>> START Record extracts

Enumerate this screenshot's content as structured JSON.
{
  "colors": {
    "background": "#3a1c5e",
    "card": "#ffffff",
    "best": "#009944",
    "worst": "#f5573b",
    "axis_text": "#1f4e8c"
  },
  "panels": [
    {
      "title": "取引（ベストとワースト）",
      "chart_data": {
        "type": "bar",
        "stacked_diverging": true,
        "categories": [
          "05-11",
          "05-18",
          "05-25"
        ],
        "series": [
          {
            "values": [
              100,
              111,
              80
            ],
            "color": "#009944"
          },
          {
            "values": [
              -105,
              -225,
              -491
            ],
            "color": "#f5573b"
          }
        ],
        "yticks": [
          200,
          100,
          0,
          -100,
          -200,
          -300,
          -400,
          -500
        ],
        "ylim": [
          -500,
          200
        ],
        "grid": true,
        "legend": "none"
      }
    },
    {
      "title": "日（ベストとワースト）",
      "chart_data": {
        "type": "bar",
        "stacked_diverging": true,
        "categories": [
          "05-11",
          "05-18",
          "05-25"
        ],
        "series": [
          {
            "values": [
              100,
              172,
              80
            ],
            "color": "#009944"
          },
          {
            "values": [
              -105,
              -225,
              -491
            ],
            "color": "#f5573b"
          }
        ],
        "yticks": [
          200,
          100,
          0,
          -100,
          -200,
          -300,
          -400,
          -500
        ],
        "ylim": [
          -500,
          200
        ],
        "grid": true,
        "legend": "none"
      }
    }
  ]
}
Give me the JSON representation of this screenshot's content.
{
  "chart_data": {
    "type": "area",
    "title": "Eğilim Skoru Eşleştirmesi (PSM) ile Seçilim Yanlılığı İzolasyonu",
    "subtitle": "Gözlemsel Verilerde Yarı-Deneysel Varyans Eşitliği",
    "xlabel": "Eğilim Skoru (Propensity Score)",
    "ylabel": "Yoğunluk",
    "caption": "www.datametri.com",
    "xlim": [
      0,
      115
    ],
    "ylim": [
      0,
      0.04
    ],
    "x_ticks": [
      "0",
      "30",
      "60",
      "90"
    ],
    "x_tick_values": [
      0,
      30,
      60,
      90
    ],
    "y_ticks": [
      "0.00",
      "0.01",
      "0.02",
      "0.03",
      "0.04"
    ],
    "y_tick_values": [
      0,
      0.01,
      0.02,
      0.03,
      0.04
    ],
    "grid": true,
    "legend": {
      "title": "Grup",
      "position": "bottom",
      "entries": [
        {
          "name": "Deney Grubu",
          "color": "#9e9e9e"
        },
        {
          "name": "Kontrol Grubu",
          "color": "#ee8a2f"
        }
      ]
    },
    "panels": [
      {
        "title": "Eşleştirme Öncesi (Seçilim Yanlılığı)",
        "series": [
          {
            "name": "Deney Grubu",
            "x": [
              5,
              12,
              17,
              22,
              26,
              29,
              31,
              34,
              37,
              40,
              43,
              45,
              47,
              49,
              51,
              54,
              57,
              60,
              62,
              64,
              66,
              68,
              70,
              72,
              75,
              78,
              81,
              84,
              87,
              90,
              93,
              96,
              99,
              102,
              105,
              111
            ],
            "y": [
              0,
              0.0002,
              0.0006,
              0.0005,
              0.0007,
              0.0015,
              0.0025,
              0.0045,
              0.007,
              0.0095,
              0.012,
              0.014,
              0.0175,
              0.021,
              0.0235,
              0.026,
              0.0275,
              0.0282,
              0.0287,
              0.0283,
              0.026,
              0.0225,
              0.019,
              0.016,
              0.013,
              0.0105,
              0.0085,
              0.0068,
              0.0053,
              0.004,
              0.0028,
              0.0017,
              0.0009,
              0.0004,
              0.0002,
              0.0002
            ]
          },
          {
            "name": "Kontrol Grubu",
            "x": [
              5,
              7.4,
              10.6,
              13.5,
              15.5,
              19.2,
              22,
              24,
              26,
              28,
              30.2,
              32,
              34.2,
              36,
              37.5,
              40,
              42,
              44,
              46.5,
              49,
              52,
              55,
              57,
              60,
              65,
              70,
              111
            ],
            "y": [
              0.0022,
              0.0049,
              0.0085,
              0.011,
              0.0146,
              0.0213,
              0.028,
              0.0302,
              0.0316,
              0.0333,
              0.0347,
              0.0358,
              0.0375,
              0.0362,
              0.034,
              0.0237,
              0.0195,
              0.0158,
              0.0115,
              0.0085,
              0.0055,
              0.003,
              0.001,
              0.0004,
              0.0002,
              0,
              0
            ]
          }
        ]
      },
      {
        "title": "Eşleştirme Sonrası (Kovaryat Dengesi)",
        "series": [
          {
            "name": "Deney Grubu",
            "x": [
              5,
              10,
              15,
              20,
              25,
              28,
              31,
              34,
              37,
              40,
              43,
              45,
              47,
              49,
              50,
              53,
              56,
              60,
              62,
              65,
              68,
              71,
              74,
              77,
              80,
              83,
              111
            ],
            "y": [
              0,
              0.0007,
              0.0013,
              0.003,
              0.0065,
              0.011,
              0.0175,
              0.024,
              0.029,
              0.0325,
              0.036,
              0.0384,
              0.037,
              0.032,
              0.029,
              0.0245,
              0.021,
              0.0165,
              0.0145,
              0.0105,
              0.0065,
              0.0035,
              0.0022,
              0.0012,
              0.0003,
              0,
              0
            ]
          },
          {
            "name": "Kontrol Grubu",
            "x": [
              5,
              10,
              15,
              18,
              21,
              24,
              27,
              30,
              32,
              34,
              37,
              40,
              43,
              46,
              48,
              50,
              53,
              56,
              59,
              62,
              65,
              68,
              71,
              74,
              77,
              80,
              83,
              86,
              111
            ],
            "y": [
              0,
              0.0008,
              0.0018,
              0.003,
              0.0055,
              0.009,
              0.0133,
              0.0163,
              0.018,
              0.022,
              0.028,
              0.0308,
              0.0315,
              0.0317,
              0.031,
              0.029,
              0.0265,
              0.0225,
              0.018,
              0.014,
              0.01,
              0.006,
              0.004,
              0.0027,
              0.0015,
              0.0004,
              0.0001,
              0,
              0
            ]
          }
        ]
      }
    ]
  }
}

>> END Record extracts

* _What is needed_
Type out the full listing again, exactly as given.

* _Solved problem_
Enumerate this screenshot's content as structured JSON.
{
  "colors": {
    "background": "#3a1c5e",
    "card": "#ffffff",
    "best": "#009944",
    "worst": "#f5573b",
    "axis_text": "#1f4e8c"
  },
  "panels": [
    {
      "title": "取引（ベストとワースト）",
      "chart_data": {
        "type": "bar",
        "stacked_diverging": true,
        "categories": [
          "05-11",
          "05-18",
          "05-25"
        ],
        "series": [
          {
            "values": [
              100,
              111,
              80
            ],
            "color": "#009944"
          },
          {
            "values": [
              -105,
              -225,
              -491
            ],
            "color": "#f5573b"
          }
        ],
        "yticks": [
          200,
          100,
          0,
          -100,
          -200,
          -300,
          -400,
          -500
        ],
        "ylim": [
          -500,
          200
        ],
        "grid": true,
        "legend": "none"
      }
    },
    {
      "title": "日（ベストとワースト）",
      "chart_data": {
        "type": "bar",
        "stacked_diverging": true,
        "categories": [
          "05-11",
          "05-18",
          "05-25"
        ],
        "series": [
          {
            "values": [
              100,
              172,
              80
            ],
            "color": "#009944"
          },
          {
            "values": [
              -105,
              -225,
              -491
            ],
            "color": "#f5573b"
          }
        ],
        "yticks": [
          200,
          100,
          0,
          -100,
          -200,
          -300,
          -400,
          -500
        ],
        "ylim": [
          -500,
          200
        ],
        "grid": true,
        "legend": "none"
      }
    }
  ]
}
Give me the JSON representation of this screenshot's content.
{
  "chart_data": {
    "type": "area",
    "title": "Eğilim Skoru Eşleştirmesi (PSM) ile Seçilim Yanlılığı İzolasyonu",
    "subtitle": "Gözlemsel Verilerde Yarı-Deneysel Varyans Eşitliği",
    "xlabel": "Eğilim Skoru (Propensity Score)",
    "ylabel": "Yoğunluk",
    "caption": "www.datametri.com",
    "xlim": [
      0,
      115
    ],
    "ylim": [
      0,
      0.04
    ],
    "x_ticks": [
      "0",
      "30",
      "60",
      "90"
    ],
    "x_tick_values": [
      0,
      30,
      60,
      90
    ],
    "y_ticks": [
      "0.00",
      "0.01",
      "0.02",
      "0.03",
      "0.04"
    ],
    "y_tick_values": [
      0,
      0.01,
      0.02,
      0.03,
      0.04
    ],
    "grid": true,
    "legend": {
      "title": "Grup",
      "position": "bottom",
      "entries": [
        {
          "name": "Deney Grubu",
          "color": "#9e9e9e"
        },
        {
          "name": "Kontrol Grubu",
          "color": "#ee8a2f"
        }
      ]
    },
    "panels": [
      {
        "title": "Eşleştirme Öncesi (Seçilim Yanlılığı)",
        "series": [
          {
            "name": "Deney Grubu",
            "x": [
              5,
              12,
              17,
              22,
              26,
              29,
              31,
              34,
              37,
              40,
              43,
              45,
              47,
              49,
              51,
              54,
              57,
              60,
              62,
              64,
              66,
              68,
              70,
              72,
              75,
              78,
              81,
              84,
              87,
              90,
              93,
              96,
              99,
              102,
              105,
              111
            ],
            "y": [
              0,
              0.0002,
              0.0006,
              0.0005,
              0.0007,
              0.0015,
              0.0025,
              0.0045,
              0.007,
              0.0095,
              0.012,
              0.014,
              0.0175,
              0.021,
              0.0235,
              0.026,
              0.0275,
              0.0282,
              0.0287,
              0.0283,
              0.026,
              0.0225,
              0.019,
              0.016,
              0.013,
              0.0105,
              0.0085,
              0.0068,
              0.0053,
              0.004,
              0.0028,
              0.0017,
              0.0009,
              0.0004,
              0.0002,
              0.0002
            ]
          },
          {
            "name": "Kontrol Grubu",
            "x": [
              5,
              7.4,
              10.6,
              13.5,
              15.5,
              19.2,
              22,
              24,
              26,
              28,
              30.2,
              32,
              34.2,
              36,
              37.5,
              40,
              42,
              44,
              46.5,
              49,
              52,
              55,
              57,
              60,
              65,
              70,
              111
            ],
            "y": [
              0.0022,
              0.0049,
              0.0085,
              0.011,
              0.0146,
              0.0213,
              0.028,
              0.0302,
              0.0316,
              0.0333,
              0.0347,
              0.0358,
              0.0375,
              0.0362,
              0.034,
              0.0237,
              0.0195,
              0.0158,
              0.0115,
              0.0085,
              0.0055,
              0.003,
              0.001,
              0.0004,
              0.0002,
              0,
              0
            ]
          }
        ]
      },
      {
        "title": "Eşleştirme Sonrası (Kovaryat Dengesi)",
        "series": [
          {
            "name": "Deney Grubu",
            "x": [
              5,
              10,
              15,
              20,
              25,
              28,
              31,
              34,
              37,
              40,
              43,
              45,
              47,
              49,
              50,
              53,
              56,
              60,
              62,
              65,
              68,
              71,
              74,
              77,
              80,
              83,
              111
            ],
            "y": [
              0,
              0.0007,
              0.0013,
              0.003,
              0.0065,
              0.011,
              0.0175,
              0.024,
              0.029,
              0.0325,
              0.036,
              0.0384,
              0.037,
              0.032,
              0.029,
              0.0245,
              0.021,
              0.0165,
              0.0145,
              0.0105,
              0.0065,
              0.0035,
              0.0022,
              0.0012,
              0.0003,
              0,
              0
            ]
          },
          {
            "name": "Kontrol Grubu",
            "x": [
              5,
              10,
              15,
              18,
              21,
              24,
              27,
              30,
              32,
              34,
              37,
              40,
              43,
              46,
              48,
              50,
              53,
              56,
              59,
              62,
              65,
              68,
              71,
              74,
              77,
              80,
              83,
              86,
              111
            ],
            "y": [
              0,
              0.0008,
              0.0018,
              0.003,
              0.0055,
              0.009,
              0.0133,
              0.0163,
              0.018,
              0.022,
              0.028,
              0.0308,
              0.0315,
              0.0317,
              0.031,
              0.029,
              0.0265,
              0.0225,
              0.018,
              0.014,
              0.01,
              0.006,
              0.004,
              0.0027,
              0.0015,
              0.0004,
              0.0001,
              0,
              0
            ]
          }
        ]
      }
    ]
  }
}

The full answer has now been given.